[Dataset items]
────────────────────────────────────────

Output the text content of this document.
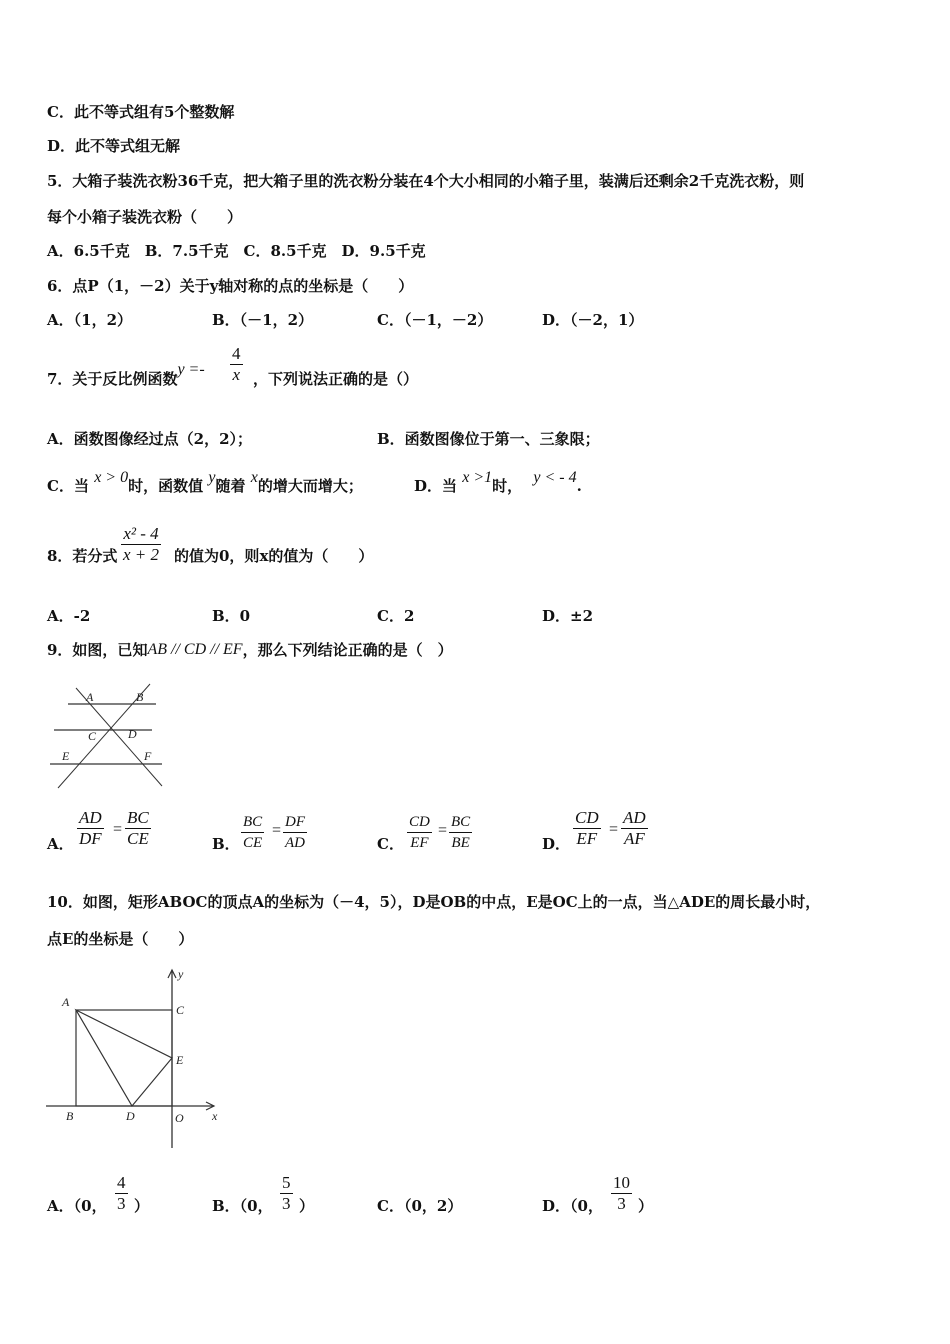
C．此不等式组有5个整数解
D．此不等式组无解
5．大箱子装洗衣粉36千克，把大箱子里的洗衣粉分装在4个大小相同的小箱子里，装满后还剩余2千克洗衣粉，则
每个小箱子装洗衣粉（　　）
A．6.5千克　B．7.5千克　C．8.5千克　D．9.5千克
6．点P（1，－2）关于y轴对称的点的坐标是（　　）
A．（1，2）	B．（－1，2）	C．（－1，－2）	D．（－2，1）
7．关于反比例函数y =-	$\frac{4}{x}$ ，下列说法正确的是（）
A．函数图像经过点（2，2）；	B．函数图像位于第一、三象限；
C．当 x > 0时，函数值 y随着 x的增大而增大；	D．当 x >1时， y < - 4.
8．若分式 $\frac{\text{x² - 4}}{x + 2}$ 的值为0，则x的值为（　　）
A．-2	B．0	C．2	D．±2
9．如图，已知AB // CD // EF，那么下列结论正确的是（　）
A	B
C	D
E	F
A． $\frac{AD}{DF} = \frac{BC}{CE}$	B． $\frac{BC}{CE} = \frac{DF}{AD}$	C． $\frac{CD}{EF} = \frac{BC}{BE}$	D． $\frac{CD}{EF} = \frac{AD}{AF}$
10．如图，矩形ABOC的顶点A的坐标为（－4，5），D是OB的中点，E是OC上的一点，当△ADE的周长最小时，
点E的坐标是（　　）
y
A
C
E
B	D	O x
A．（0， $\frac{4}{3}$ ）	B．（0， $\frac{5}{3}$ ）	C．（0，2）	D．（0， $\frac{10}{3}$ ）
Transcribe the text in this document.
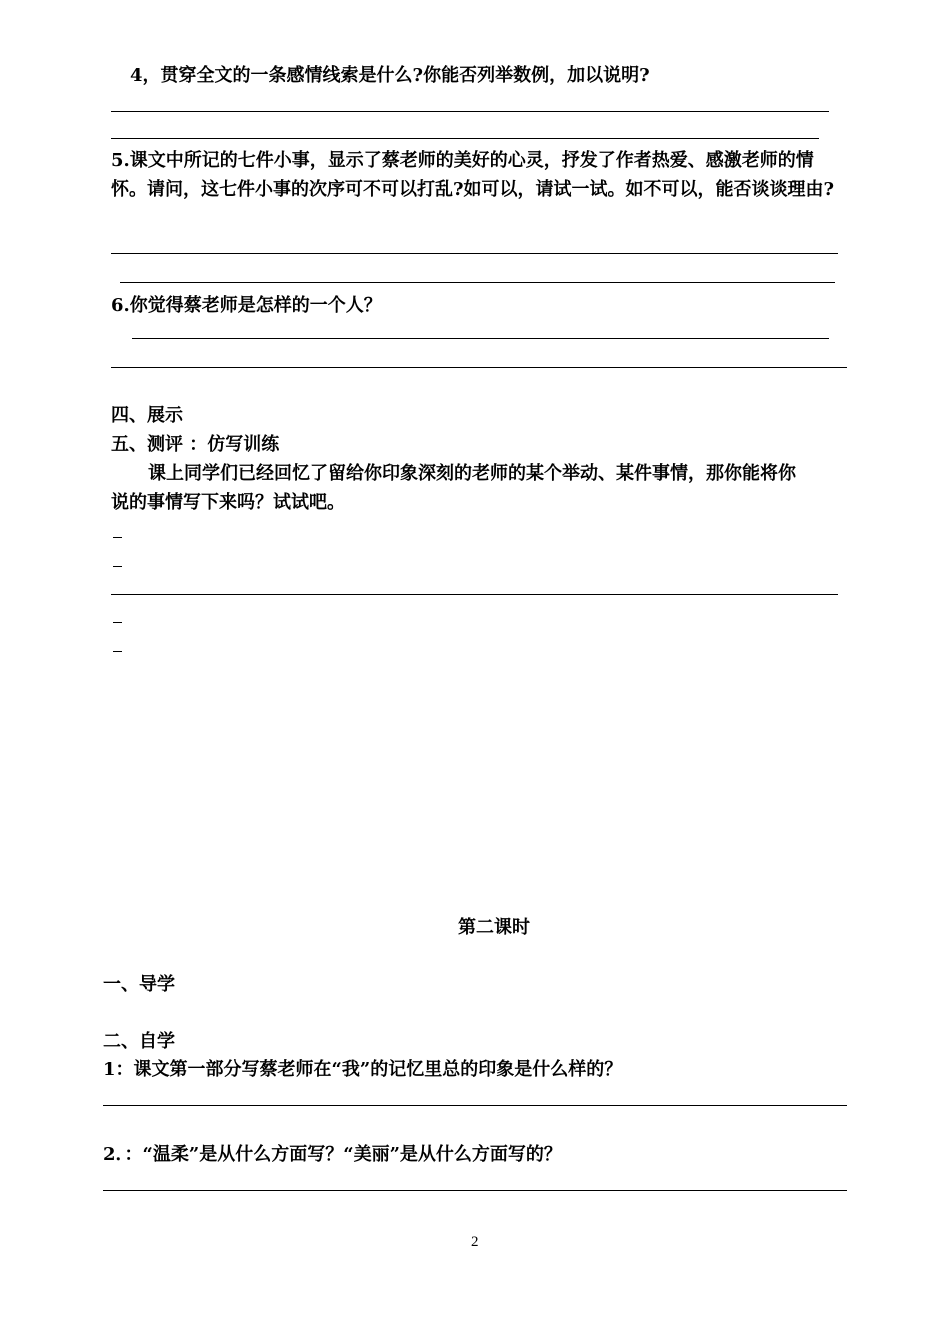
4，贯穿全文的一条感情线索是什么?你能否列举数例，加以说明?
5.课文中所记的七件小事，显示了蔡老师的美好的心灵，抒发了作者热爱、感激老师的情
怀。请问，这七件小事的次序可不可以打乱?如可以，请试一试。如不可以，能否谈谈理由?
6.你觉得蔡老师是怎样的一个人？
四、展示
五、测评 ：仿写训练
课上同学们已经回忆了留给你印象深刻的老师的某个举动、某件事情，那你能将你
说的事情写下来吗？试试吧。
第二课时
一、导学
二、自学
1：课文第一部分写蔡老师在“我”的记忆里总的印象是什么样的？
2．：“温柔”是从什么方面写？“美丽”是从什么方面写的？
2
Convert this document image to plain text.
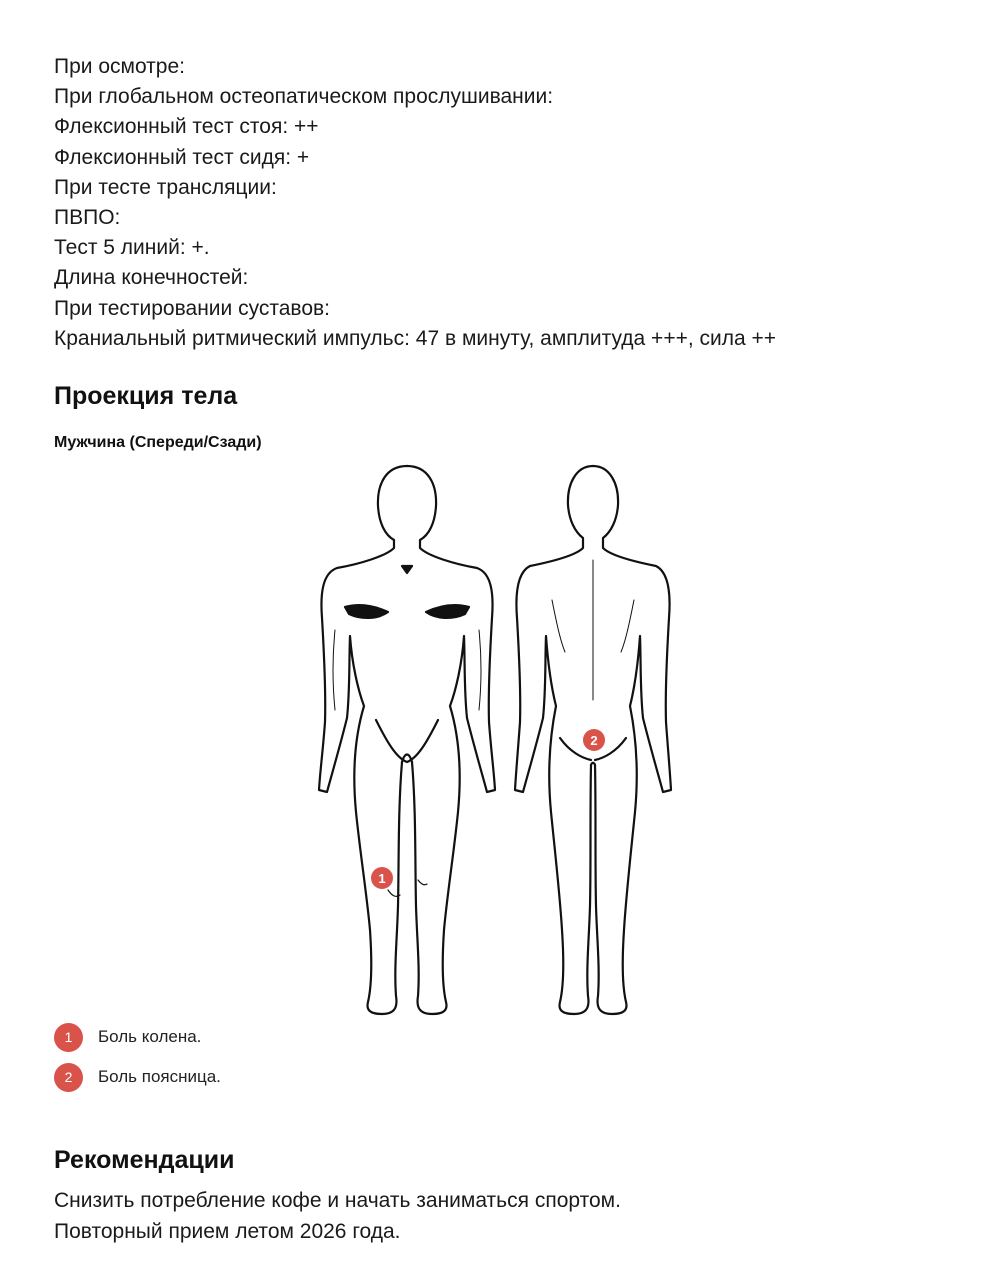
При осмотре:
При глобальном остеопатическом прослушивании:
Флексионный тест стоя: ++
Флексионный тест сидя: +
При тесте трансляции:
ПВПО:
Тест 5 линий: +.
Длина конечностей:
При тестировании суставов:
Краниальный ритмический импульс: 47 в минуту, амплитуда +++, сила ++
Проекция тела
Мужчина (Спереди/Сзади)
1
2
1	Боль колена.
2	Боль поясница.
Рекомендации
Снизить потребление кофе и начать заниматься спортом.
Повторный прием летом 2026 года.
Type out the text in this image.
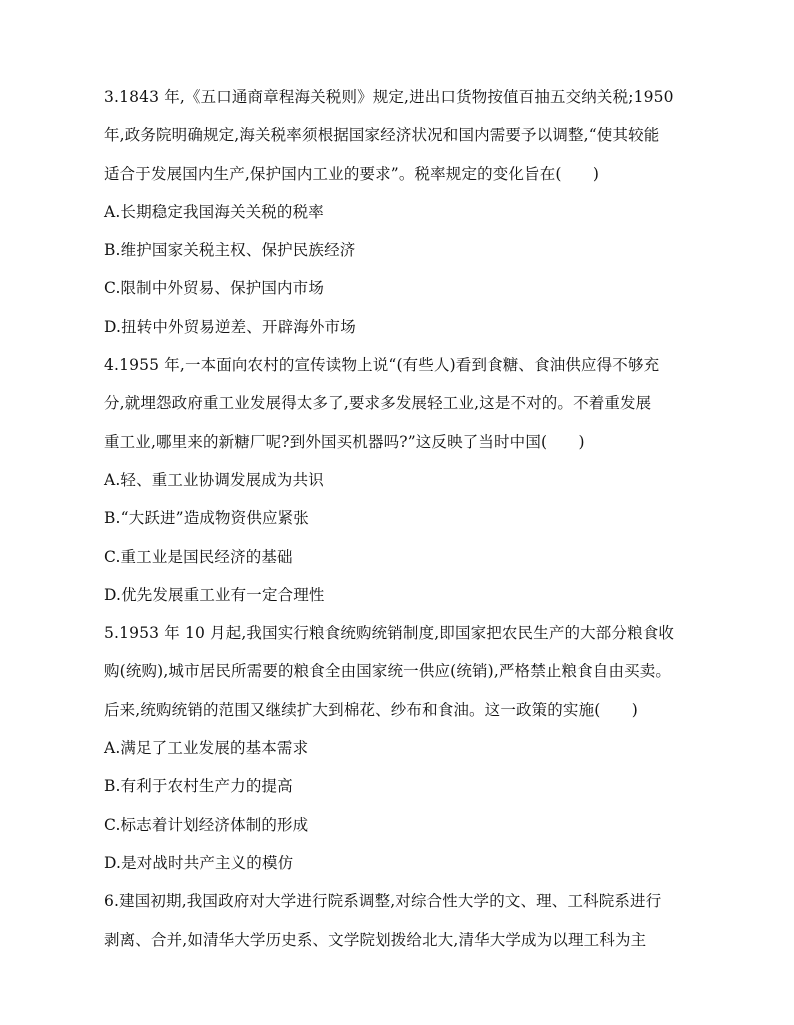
3.1843 年,《五口通商章程海关税则》规定,进出口货物按值百抽五交纳关税;1950
年,政务院明确规定,海关税率须根据国家经济状况和国内需要予以调整,“使其较能
适合于发展国内生产,保护国内工业的要求”。税率规定的变化旨在(　　)
A.长期稳定我国海关关税的税率
B.维护国家关税主权、保护民族经济
C.限制中外贸易、保护国内市场
D.扭转中外贸易逆差、开辟海外市场
4.1955 年,一本面向农村的宣传读物上说“(有些人)看到食糖、食油供应得不够充
分,就埋怨政府重工业发展得太多了,要求多发展轻工业,这是不对的。不着重发展
重工业,哪里来的新糖厂呢?到外国买机器吗?”这反映了当时中国(　　)
A.轻、重工业协调发展成为共识
B.“大跃进”造成物资供应紧张
C.重工业是国民经济的基础
D.优先发展重工业有一定合理性
5.1953 年 10 月起,我国实行粮食统购统销制度,即国家把农民生产的大部分粮食收
购(统购),城市居民所需要的粮食全由国家统一供应(统销),严格禁止粮食自由买卖。
后来,统购统销的范围又继续扩大到棉花、纱布和食油。这一政策的实施(　　)
A.满足了工业发展的基本需求
B.有利于农村生产力的提高
C.标志着计划经济体制的形成
D.是对战时共产主义的模仿
6.建国初期,我国政府对大学进行院系调整,对综合性大学的文、理、工科院系进行
剥离、合并,如清华大学历史系、文学院划拨给北大,清华大学成为以理工科为主
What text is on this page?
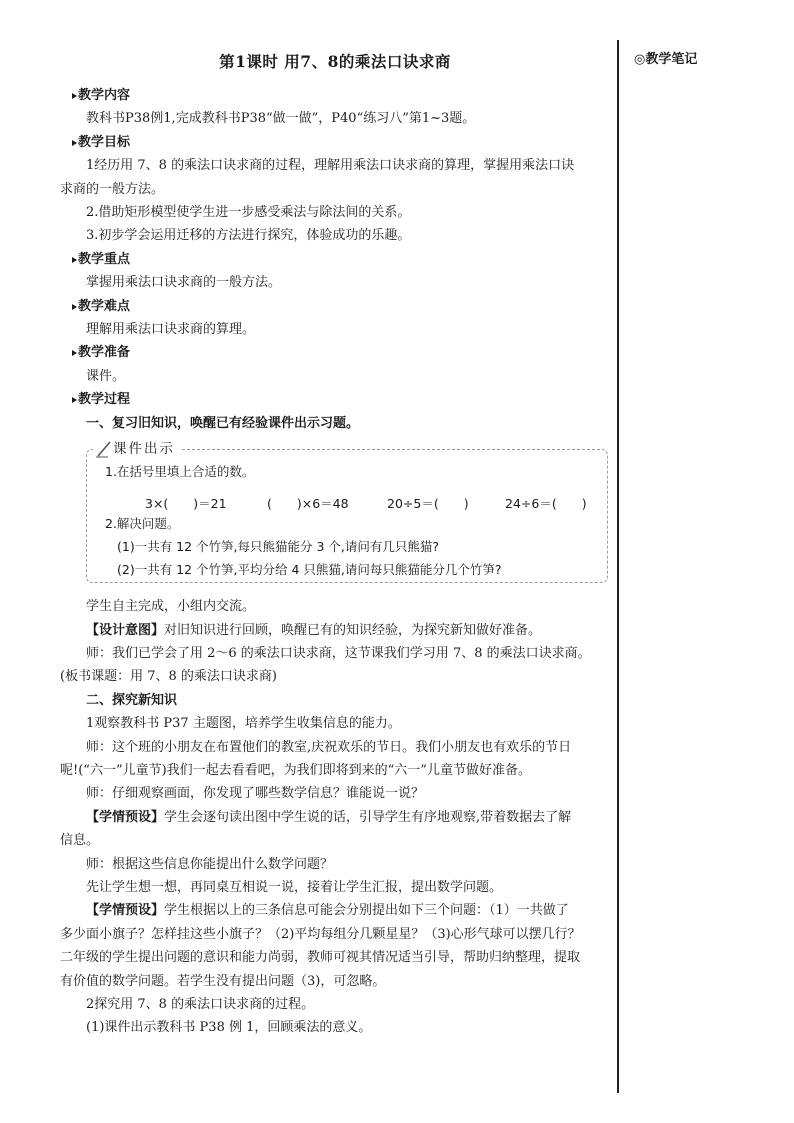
第1课时 用7、8的乘法口诀求商	◎教学笔记
教学内容
教科书P38例1,完成教科书P38“做一做”，P40“练习八”第1~3题。
教学目标
1经历用 7、8 的乘法口诀求商的过程，理解用乘法口诀求商的算理，掌握用乘法口诀
求商的一般方法。
2.借助矩形模型使学生进一步感受乘法与除法间的关系。
3.初步学会运用迁移的方法进行探究，体验成功的乐趣。
教学重点
掌握用乘法口诀求商的一般方法。
教学难点
理解用乘法口诀求商的算理。
教学准备
课件。
教学过程
一、复习旧知识，唤醒已有经验课件出示习题。
课件出示
1.在括号里填上合适的数。
3×(　　)＝21	(　　)×6＝48	20÷5＝(　　)	24÷6＝(　　)
2.解决问题。
(1)一共有 12 个竹笋,每只熊猫能分 3 个,请问有几只熊猫?
(2)一共有 12 个竹笋,平均分给 4 只熊猫,请问每只熊猫能分几个竹笋?
学生自主完成，小组内交流。
【设计意图】对旧知识进行回顾，唤醒已有的知识经验，为探究新知做好准备。
师：我们已学会了用 2～6 的乘法口诀求商，这节课我们学习用 7、8 的乘法口诀求商。
(板书课题：用 7、8 的乘法口诀求商)
二、探究新知识
1观察教科书 P37 主题图，培养学生收集信息的能力。
师：这个班的小朋友在布置他们的教室,庆祝欢乐的节日。我们小朋友也有欢乐的节日
呢!(“六一”儿童节)我们一起去看看吧，为我们即将到来的“六一”儿童节做好准备。
师：仔细观察画面，你发现了哪些数学信息？谁能说一说？
【学情预设】学生会逐句读出图中学生说的话，引导学生有序地观察,带着数据去了解
信息。
师：根据这些信息你能提出什么数学问题？
先让学生想一想，再同桌互相说一说，接着让学生汇报，提出数学问题。
【学情预设】学生根据以上的三条信息可能会分别提出如下三个问题：（1）一共做了
多少面小旗子？怎样挂这些小旗子？（2)平均每组分几颗星星？（3)心形气球可以摆几行？
二年级的学生提出问题的意识和能力尚弱，教师可视其情况适当引导，帮助归纳整理，提取
有价值的数学问题。若学生没有提出问题（3)，可忽略。
2探究用 7、8 的乘法口诀求商的过程。
(1)课件出示教科书 P38 例 1，回顾乘法的意义。
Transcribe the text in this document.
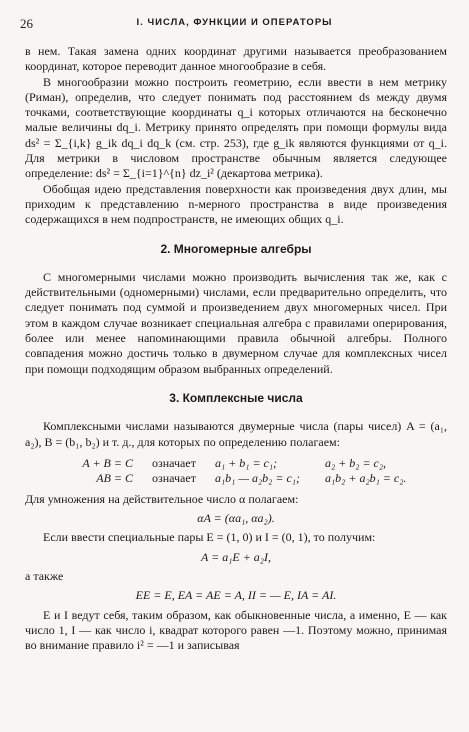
26	I. ЧИСЛА, ФУНКЦИИ И ОПЕРАТОРЫ

в нем. Такая замена одних координат другими называется преобразованием координат, которое переводит данное многообразие в себя.

В многообразии можно построить геометрию, если ввести в нем метрику (Риман), определив, что следует понимать под расстоянием ds между двумя точками, соответствующие координаты q_i которых отличаются на бесконечно малые величины dq_i. Метрику принято определять при помощи формулы вида ds² = Σ_{i,k} g_ik dq_i dq_k (см. стр. 253), где g_ik являются функциями от q_i. Для метрики в числовом пространстве обычным является следующее определение: ds² = Σ_{i=1}^{n} dz_i² (декартова метрика).

Обобщая идею представления поверхности как произведения двух длин, мы приходим к представлению n-мерного пространства в виде произведения содержащихся в нем подпространств, не имеющих общих q_i.

2. Многомерные алгебры

С многомерными числами можно производить вычисления так же, как с действительными (одномерными) числами, если предварительно определить, что следует понимать под суммой и произведением двух многомерных чисел. При этом в каждом случае возникает специальная алгебра с правилами оперирования, более или менее напоминающими правила обычной алгебры. Полного совпадения можно достичь только в двумерном случае для комплексных чисел при помощи подходящим образом выбранных определений.

3. Комплексные числа

Комплексными числами называются двумерные числа (пары чисел) A = (a₁, a₂), B = (b₁, b₂) и т. д., для которых по определению полагаем:

A + B = C	означает	a₁ + b₁ = c₁;	a₂ + b₂ = c₂,
AB = C	означает	a₁b₁ — a₂b₂ = c₁;	a₁b₂ + a₂b₁ = c₂.

Для умножения на действительное число α полагаем:

αA = (αa₁, αa₂).

Если ввести специальные пары E = (1, 0) и I = (0, 1), то получим:

A = a₁E + a₂I,

а также

EE = E, EA = AE = A, II = — E, IA = AI.

E и I ведут себя, таким образом, как обыкновенные числа, а именно, E — как число 1, I — как число i, квадрат которого равен —1. Поэтому можно, принимая во внимание правило i² = —1 и записывая
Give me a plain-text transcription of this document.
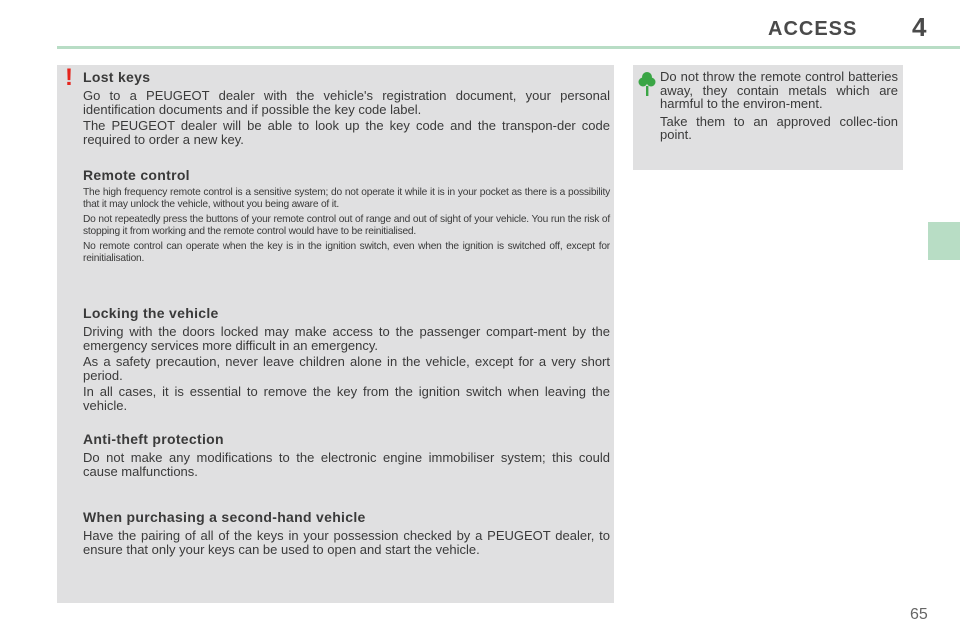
ACCESS 4
! Lost keys

Go to a PEUGEOT dealer with the vehicle's registration document, your personal identification documents and if possible the key code label.

The PEUGEOT dealer will be able to look up the key code and the transpon-der code required to order a new key.

Remote control

The high frequency remote control is a sensitive system; do not operate it while it is in your pocket as there is a possibility that it may unlock the vehicle, without you being aware of it.

Do not repeatedly press the buttons of your remote control out of range and out of sight of your vehicle. You run the risk of stopping it from working and the remote control would have to be reinitialised.

No remote control can operate when the key is in the ignition switch, even when the ignition is switched off, except for reinitialisation.

Locking the vehicle

Driving with the doors locked may make access to the passenger compart-ment by the emergency services more difficult in an emergency.

As a safety precaution, never leave children alone in the vehicle, except for a very short period.

In all cases, it is essential to remove the key from the ignition switch when leaving the vehicle.

Anti-theft protection

Do not make any modifications to the electronic engine immobiliser system; this could cause malfunctions.

When purchasing a second-hand vehicle

Have the pairing of all of the keys in your possession checked by a PEUGEOT dealer, to ensure that only your keys can be used to open and start the vehicle.

Do not throw the remote control batteries away, they contain metals which are harmful to the environ-ment.

Take them to an approved collec-tion point.

65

────────────────────────────────────────

[Short task] Pull every line containing "that" out of the data above.

[Exercise output]
The high frequency remote control is a sensitive system; do not operate it while it is in your pocket as there is a possibility that it may unlock the vehicle, without you being aware of it.
Have the pairing of all of the keys in your possession checked by a PEUGEOT dealer, to ensure that only your keys can be used to open and start the vehicle.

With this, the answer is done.